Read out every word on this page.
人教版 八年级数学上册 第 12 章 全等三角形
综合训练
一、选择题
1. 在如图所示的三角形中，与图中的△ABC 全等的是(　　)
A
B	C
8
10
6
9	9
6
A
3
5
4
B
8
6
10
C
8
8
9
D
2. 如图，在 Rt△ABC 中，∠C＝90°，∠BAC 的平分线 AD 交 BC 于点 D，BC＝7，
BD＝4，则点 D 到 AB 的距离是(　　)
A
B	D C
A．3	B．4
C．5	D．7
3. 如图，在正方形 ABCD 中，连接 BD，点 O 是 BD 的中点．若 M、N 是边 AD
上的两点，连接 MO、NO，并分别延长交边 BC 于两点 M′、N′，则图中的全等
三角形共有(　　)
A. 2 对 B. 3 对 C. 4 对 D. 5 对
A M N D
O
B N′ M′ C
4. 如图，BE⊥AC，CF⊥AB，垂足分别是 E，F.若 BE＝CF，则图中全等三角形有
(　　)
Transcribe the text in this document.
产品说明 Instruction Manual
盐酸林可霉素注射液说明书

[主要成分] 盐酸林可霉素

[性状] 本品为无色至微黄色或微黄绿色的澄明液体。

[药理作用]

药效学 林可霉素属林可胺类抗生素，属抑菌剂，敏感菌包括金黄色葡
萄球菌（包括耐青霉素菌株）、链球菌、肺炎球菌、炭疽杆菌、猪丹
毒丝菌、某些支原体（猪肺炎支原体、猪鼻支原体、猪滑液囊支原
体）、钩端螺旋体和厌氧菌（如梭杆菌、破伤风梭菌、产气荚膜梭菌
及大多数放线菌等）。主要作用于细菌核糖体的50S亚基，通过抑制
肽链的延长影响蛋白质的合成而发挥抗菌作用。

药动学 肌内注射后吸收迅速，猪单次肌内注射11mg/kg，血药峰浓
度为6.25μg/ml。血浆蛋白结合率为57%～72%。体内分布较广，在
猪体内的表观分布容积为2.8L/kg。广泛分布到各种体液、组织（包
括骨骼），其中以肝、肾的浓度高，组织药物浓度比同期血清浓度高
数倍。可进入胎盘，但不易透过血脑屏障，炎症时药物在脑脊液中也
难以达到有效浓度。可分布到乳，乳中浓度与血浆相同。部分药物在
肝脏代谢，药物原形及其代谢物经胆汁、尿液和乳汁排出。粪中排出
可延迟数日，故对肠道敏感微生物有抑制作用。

• • • • • • •

WRITTEN EXERCISE:
Your task is to pick out every line with the string "this" and copy it.

RIGHT ANSWER:
Read out every word on this page.
Transcribe the text in this document.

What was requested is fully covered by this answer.